[start of Dataset extract]

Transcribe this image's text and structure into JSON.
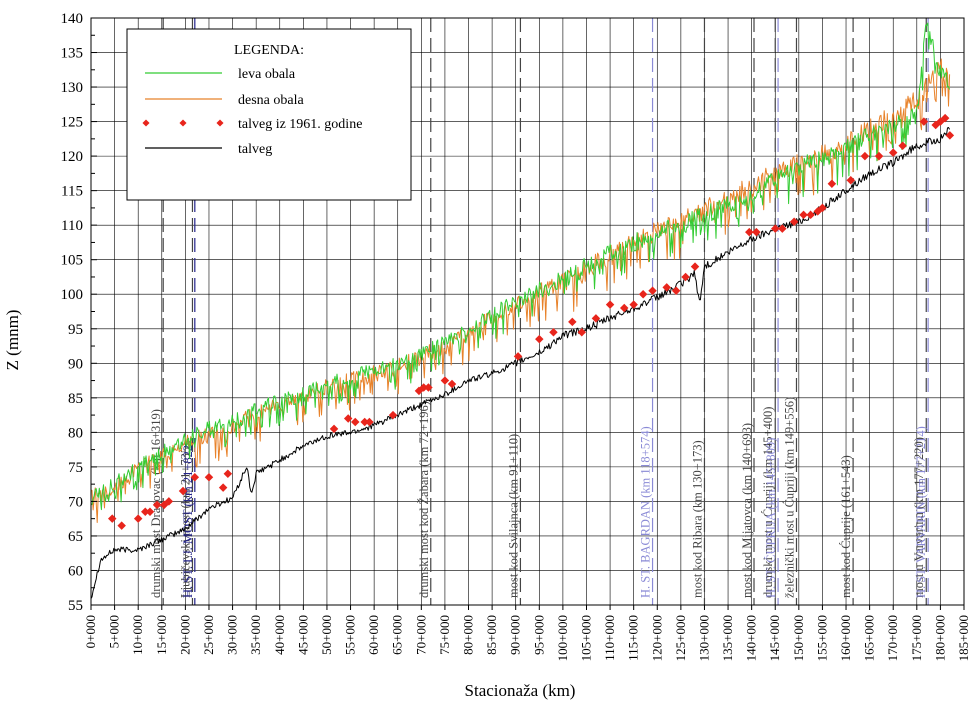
{
  "chart_data": {
    "type": "line",
    "xlabel": "Stacionaža (km)",
    "ylabel": "Z (mnm)",
    "xlim": [
      0,
      185
    ],
    "ylim": [
      55,
      140
    ],
    "y_ticks": [
      55,
      60,
      65,
      70,
      75,
      80,
      85,
      90,
      95,
      100,
      105,
      110,
      115,
      120,
      125,
      130,
      135,
      140
    ],
    "x_ticks": [
      0,
      5,
      10,
      15,
      20,
      25,
      30,
      35,
      40,
      45,
      50,
      55,
      60,
      65,
      70,
      75,
      80,
      85,
      90,
      95,
      100,
      105,
      110,
      115,
      120,
      125,
      130,
      135,
      140,
      145,
      150,
      155,
      160,
      165,
      170,
      175,
      180,
      185
    ],
    "x_tick_labels": [
      "0+000",
      "5+000",
      "10+000",
      "15+000",
      "20+000",
      "25+000",
      "30+000",
      "35+000",
      "40+000",
      "45+000",
      "50+000",
      "55+000",
      "60+000",
      "65+000",
      "70+000",
      "75+000",
      "80+000",
      "85+000",
      "90+000",
      "95+000",
      "100+000",
      "105+000",
      "110+000",
      "115+000",
      "120+000",
      "125+000",
      "130+000",
      "135+000",
      "140+000",
      "145+000",
      "150+000",
      "155+000",
      "160+000",
      "165+000",
      "170+000",
      "175+000",
      "180+000",
      "185+000"
    ],
    "grid": true,
    "legend": {
      "title": "LEGENDA:",
      "placement": "top-left",
      "entries": [
        {
          "label": "leva obala",
          "color": "#33cc33",
          "style": "line"
        },
        {
          "label": "desna obala",
          "color": "#e8822a",
          "style": "line"
        },
        {
          "label": "talveg iz 1961. godine",
          "color": "#e8251c",
          "style": "diamond"
        },
        {
          "label": "talveg",
          "color": "#000000",
          "style": "line"
        }
      ]
    },
    "series": [
      {
        "name": "leva obala",
        "color": "#33cc33",
        "x": [
          0,
          5,
          10,
          15,
          20,
          25,
          30,
          35,
          40,
          45,
          50,
          55,
          60,
          65,
          70,
          75,
          80,
          85,
          90,
          95,
          100,
          105,
          110,
          115,
          120,
          125,
          130,
          135,
          140,
          145,
          150,
          155,
          160,
          165,
          170,
          175,
          177,
          180,
          182
        ],
        "y": [
          70.5,
          72.5,
          75,
          77,
          79,
          80.5,
          82,
          83.5,
          84.5,
          85.5,
          87,
          88,
          89,
          90,
          91.5,
          93,
          95,
          97,
          99,
          100.5,
          102,
          104,
          106,
          107.5,
          109,
          110,
          111.5,
          113,
          114.5,
          116.5,
          118.5,
          119.5,
          121,
          123,
          124.5,
          126,
          139,
          132,
          130
        ]
      },
      {
        "name": "desna obala",
        "color": "#e8822a",
        "x": [
          0,
          5,
          10,
          15,
          20,
          25,
          30,
          35,
          40,
          45,
          50,
          55,
          60,
          65,
          70,
          75,
          80,
          85,
          90,
          95,
          100,
          105,
          110,
          115,
          120,
          125,
          130,
          135,
          140,
          145,
          150,
          155,
          160,
          165,
          170,
          175,
          180,
          182
        ],
        "y": [
          70.5,
          72,
          74.5,
          76.5,
          78.5,
          79.5,
          81,
          82.5,
          84,
          85,
          86.5,
          87.5,
          88.5,
          89.5,
          91,
          92.5,
          94.5,
          96.5,
          98.5,
          100,
          101.5,
          103.5,
          105.5,
          107.5,
          109,
          110.5,
          112,
          114,
          115.5,
          117.5,
          119,
          120,
          121.5,
          124,
          126,
          128,
          133,
          131
        ]
      },
      {
        "name": "talveg iz 1961. godine",
        "color": "#e8251c",
        "x": [
          4.5,
          6.5,
          10,
          11.5,
          12.5,
          14,
          15.5,
          16.5,
          19.5,
          22,
          25,
          28,
          29,
          51.5,
          54.5,
          56,
          58,
          59,
          64,
          69.5,
          70.5,
          71.5,
          75,
          76.5,
          90.5,
          95,
          98,
          102,
          104,
          107,
          110,
          113,
          115,
          117,
          119,
          122,
          124,
          126,
          128,
          139.5,
          141,
          145,
          146.5,
          149,
          151,
          152.5,
          154,
          155,
          157,
          161,
          164,
          167,
          170,
          172,
          176.5,
          179,
          180,
          181,
          182
        ],
        "y": [
          67.5,
          66.5,
          67.5,
          68.5,
          68.5,
          69.5,
          69.5,
          70,
          71.5,
          73.5,
          73.5,
          72,
          74,
          80.5,
          82,
          81.5,
          81.5,
          81.5,
          82.5,
          86,
          86.5,
          86.5,
          87.5,
          87,
          91,
          93.5,
          94.5,
          96,
          94.5,
          96.5,
          98.5,
          98,
          98.5,
          100,
          100.5,
          101,
          100.5,
          102.5,
          104,
          109,
          109,
          109.5,
          109.5,
          110.5,
          111.5,
          111.5,
          112,
          112.5,
          116,
          116.5,
          120,
          120,
          120.5,
          121.5,
          125,
          124.5,
          125,
          125.5,
          123
        ]
      },
      {
        "name": "talveg",
        "color": "#000000",
        "x": [
          0,
          2,
          5,
          10,
          15,
          20,
          25,
          30,
          33,
          34,
          35,
          40,
          45,
          50,
          55,
          60,
          65,
          70,
          75,
          80,
          85,
          90,
          95,
          100,
          105,
          110,
          115,
          120,
          125,
          128,
          129,
          130,
          135,
          140,
          145,
          150,
          155,
          160,
          165,
          170,
          175,
          180,
          182
        ],
        "y": [
          56,
          61.5,
          63,
          63,
          64.5,
          66,
          69,
          70.5,
          75,
          71,
          74,
          76,
          78,
          79.5,
          80,
          81,
          82.5,
          84,
          85.5,
          87.5,
          88.5,
          90,
          91.5,
          94,
          95,
          96.5,
          98,
          99.5,
          101.5,
          103,
          98.5,
          104,
          106,
          108,
          109.5,
          110.5,
          112.5,
          115,
          117.5,
          119,
          121.5,
          122.5,
          124
        ]
      }
    ],
    "vertical_markers": [
      {
        "x": 15.3,
        "label": "drumski most Dragovac (km 16+319)",
        "color": "#444444"
      },
      {
        "x": 21.5,
        "label": "Ljubičevski most (km 21+735)",
        "color": "#444444"
      },
      {
        "x": 22.0,
        "label": "H. ST. LJ. MOST (km 21+822)",
        "color": "#22228a"
      },
      {
        "x": 72.0,
        "label": "drumski most kod Žabara (km 72+196)",
        "color": "#444444"
      },
      {
        "x": 91.0,
        "label": "most kod Svilajnca (km 91+110)",
        "color": "#444444"
      },
      {
        "x": 119.0,
        "label": "H. ST. BAGRDAN (km 118+574)",
        "color": "#8a8ad6"
      },
      {
        "x": 130.0,
        "label": "most kod Ribara (km 130+173)",
        "color": "#444444"
      },
      {
        "x": 140.5,
        "label": "most kod Mijatovca (km 140+693)",
        "color": "#444444"
      },
      {
        "x": 145.0,
        "label": "drumski most u Ćupriji (km 145+400)",
        "color": "#444444"
      },
      {
        "x": 145.6,
        "label": "H. ST. ĆUPRIJA (km 145+809)",
        "color": "#8a8ad6"
      },
      {
        "x": 149.5,
        "label": "železnički most u Ćupriji (km 149+556)",
        "color": "#444444"
      },
      {
        "x": 161.5,
        "label": "most kod Ćuprije (161+543)",
        "color": "#444444"
      },
      {
        "x": 177.0,
        "label": "most u Varvarinu (km 177+220)",
        "color": "#444444"
      },
      {
        "x": 177.4,
        "label": "H. ST. VARVARIN (km 177+214)",
        "color": "#8a8ad6"
      }
    ]
  }
}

[end of Dataset extract]

Written instruction: Repeat the entries exactly. Pictures are excluded from the copy.

Task response:
Transcribe this image's text and structure into JSON.
{
  "chart_data": {
    "type": "line",
    "xlabel": "Stacionaža (km)",
    "ylabel": "Z (mnm)",
    "xlim": [
      0,
      185
    ],
    "ylim": [
      55,
      140
    ],
    "y_ticks": [
      55,
      60,
      65,
      70,
      75,
      80,
      85,
      90,
      95,
      100,
      105,
      110,
      115,
      120,
      125,
      130,
      135,
      140
    ],
    "x_ticks": [
      0,
      5,
      10,
      15,
      20,
      25,
      30,
      35,
      40,
      45,
      50,
      55,
      60,
      65,
      70,
      75,
      80,
      85,
      90,
      95,
      100,
      105,
      110,
      115,
      120,
      125,
      130,
      135,
      140,
      145,
      150,
      155,
      160,
      165,
      170,
      175,
      180,
      185
    ],
    "x_tick_labels": [
      "0+000",
      "5+000",
      "10+000",
      "15+000",
      "20+000",
      "25+000",
      "30+000",
      "35+000",
      "40+000",
      "45+000",
      "50+000",
      "55+000",
      "60+000",
      "65+000",
      "70+000",
      "75+000",
      "80+000",
      "85+000",
      "90+000",
      "95+000",
      "100+000",
      "105+000",
      "110+000",
      "115+000",
      "120+000",
      "125+000",
      "130+000",
      "135+000",
      "140+000",
      "145+000",
      "150+000",
      "155+000",
      "160+000",
      "165+000",
      "170+000",
      "175+000",
      "180+000",
      "185+000"
    ],
    "grid": true,
    "legend": {
      "title": "LEGENDA:",
      "placement": "top-left",
      "entries": [
        {
          "label": "leva obala",
          "color": "#33cc33",
          "style": "line"
        },
        {
          "label": "desna obala",
          "color": "#e8822a",
          "style": "line"
        },
        {
          "label": "talveg iz 1961. godine",
          "color": "#e8251c",
          "style": "diamond"
        },
        {
          "label": "talveg",
          "color": "#000000",
          "style": "line"
        }
      ]
    },
    "series": [
      {
        "name": "leva obala",
        "color": "#33cc33",
        "x": [
          0,
          5,
          10,
          15,
          20,
          25,
          30,
          35,
          40,
          45,
          50,
          55,
          60,
          65,
          70,
          75,
          80,
          85,
          90,
          95,
          100,
          105,
          110,
          115,
          120,
          125,
          130,
          135,
          140,
          145,
          150,
          155,
          160,
          165,
          170,
          175,
          177,
          180,
          182
        ],
        "y": [
          70.5,
          72.5,
          75,
          77,
          79,
          80.5,
          82,
          83.5,
          84.5,
          85.5,
          87,
          88,
          89,
          90,
          91.5,
          93,
          95,
          97,
          99,
          100.5,
          102,
          104,
          106,
          107.5,
          109,
          110,
          111.5,
          113,
          114.5,
          116.5,
          118.5,
          119.5,
          121,
          123,
          124.5,
          126,
          139,
          132,
          130
        ]
      },
      {
        "name": "desna obala",
        "color": "#e8822a",
        "x": [
          0,
          5,
          10,
          15,
          20,
          25,
          30,
          35,
          40,
          45,
          50,
          55,
          60,
          65,
          70,
          75,
          80,
          85,
          90,
          95,
          100,
          105,
          110,
          115,
          120,
          125,
          130,
          135,
          140,
          145,
          150,
          155,
          160,
          165,
          170,
          175,
          180,
          182
        ],
        "y": [
          70.5,
          72,
          74.5,
          76.5,
          78.5,
          79.5,
          81,
          82.5,
          84,
          85,
          86.5,
          87.5,
          88.5,
          89.5,
          91,
          92.5,
          94.5,
          96.5,
          98.5,
          100,
          101.5,
          103.5,
          105.5,
          107.5,
          109,
          110.5,
          112,
          114,
          115.5,
          117.5,
          119,
          120,
          121.5,
          124,
          126,
          128,
          133,
          131
        ]
      },
      {
        "name": "talveg iz 1961. godine",
        "color": "#e8251c",
        "x": [
          4.5,
          6.5,
          10,
          11.5,
          12.5,
          14,
          15.5,
          16.5,
          19.5,
          22,
          25,
          28,
          29,
          51.5,
          54.5,
          56,
          58,
          59,
          64,
          69.5,
          70.5,
          71.5,
          75,
          76.5,
          90.5,
          95,
          98,
          102,
          104,
          107,
          110,
          113,
          115,
          117,
          119,
          122,
          124,
          126,
          128,
          139.5,
          141,
          145,
          146.5,
          149,
          151,
          152.5,
          154,
          155,
          157,
          161,
          164,
          167,
          170,
          172,
          176.5,
          179,
          180,
          181,
          182
        ],
        "y": [
          67.5,
          66.5,
          67.5,
          68.5,
          68.5,
          69.5,
          69.5,
          70,
          71.5,
          73.5,
          73.5,
          72,
          74,
          80.5,
          82,
          81.5,
          81.5,
          81.5,
          82.5,
          86,
          86.5,
          86.5,
          87.5,
          87,
          91,
          93.5,
          94.5,
          96,
          94.5,
          96.5,
          98.5,
          98,
          98.5,
          100,
          100.5,
          101,
          100.5,
          102.5,
          104,
          109,
          109,
          109.5,
          109.5,
          110.5,
          111.5,
          111.5,
          112,
          112.5,
          116,
          116.5,
          120,
          120,
          120.5,
          121.5,
          125,
          124.5,
          125,
          125.5,
          123
        ]
      },
      {
        "name": "talveg",
        "color": "#000000",
        "x": [
          0,
          2,
          5,
          10,
          15,
          20,
          25,
          30,
          33,
          34,
          35,
          40,
          45,
          50,
          55,
          60,
          65,
          70,
          75,
          80,
          85,
          90,
          95,
          100,
          105,
          110,
          115,
          120,
          125,
          128,
          129,
          130,
          135,
          140,
          145,
          150,
          155,
          160,
          165,
          170,
          175,
          180,
          182
        ],
        "y": [
          56,
          61.5,
          63,
          63,
          64.5,
          66,
          69,
          70.5,
          75,
          71,
          74,
          76,
          78,
          79.5,
          80,
          81,
          82.5,
          84,
          85.5,
          87.5,
          88.5,
          90,
          91.5,
          94,
          95,
          96.5,
          98,
          99.5,
          101.5,
          103,
          98.5,
          104,
          106,
          108,
          109.5,
          110.5,
          112.5,
          115,
          117.5,
          119,
          121.5,
          122.5,
          124
        ]
      }
    ],
    "vertical_markers": [
      {
        "x": 15.3,
        "label": "drumski most Dragovac (km 16+319)",
        "color": "#444444"
      },
      {
        "x": 21.5,
        "label": "Ljubičevski most (km 21+735)",
        "color": "#444444"
      },
      {
        "x": 22.0,
        "label": "H. ST. LJ. MOST (km 21+822)",
        "color": "#22228a"
      },
      {
        "x": 72.0,
        "label": "drumski most kod Žabara (km 72+196)",
        "color": "#444444"
      },
      {
        "x": 91.0,
        "label": "most kod Svilajnca (km 91+110)",
        "color": "#444444"
      },
      {
        "x": 119.0,
        "label": "H. ST. BAGRDAN (km 118+574)",
        "color": "#8a8ad6"
      },
      {
        "x": 130.0,
        "label": "most kod Ribara (km 130+173)",
        "color": "#444444"
      },
      {
        "x": 140.5,
        "label": "most kod Mijatovca (km 140+693)",
        "color": "#444444"
      },
      {
        "x": 145.0,
        "label": "drumski most u Ćupriji (km 145+400)",
        "color": "#444444"
      },
      {
        "x": 145.6,
        "label": "H. ST. ĆUPRIJA (km 145+809)",
        "color": "#8a8ad6"
      },
      {
        "x": 149.5,
        "label": "železnički most u Ćupriji (km 149+556)",
        "color": "#444444"
      },
      {
        "x": 161.5,
        "label": "most kod Ćuprije (161+543)",
        "color": "#444444"
      },
      {
        "x": 177.0,
        "label": "most u Varvarinu (km 177+220)",
        "color": "#444444"
      },
      {
        "x": 177.4,
        "label": "H. ST. VARVARIN (km 177+214)",
        "color": "#8a8ad6"
      }
    ]
  }
}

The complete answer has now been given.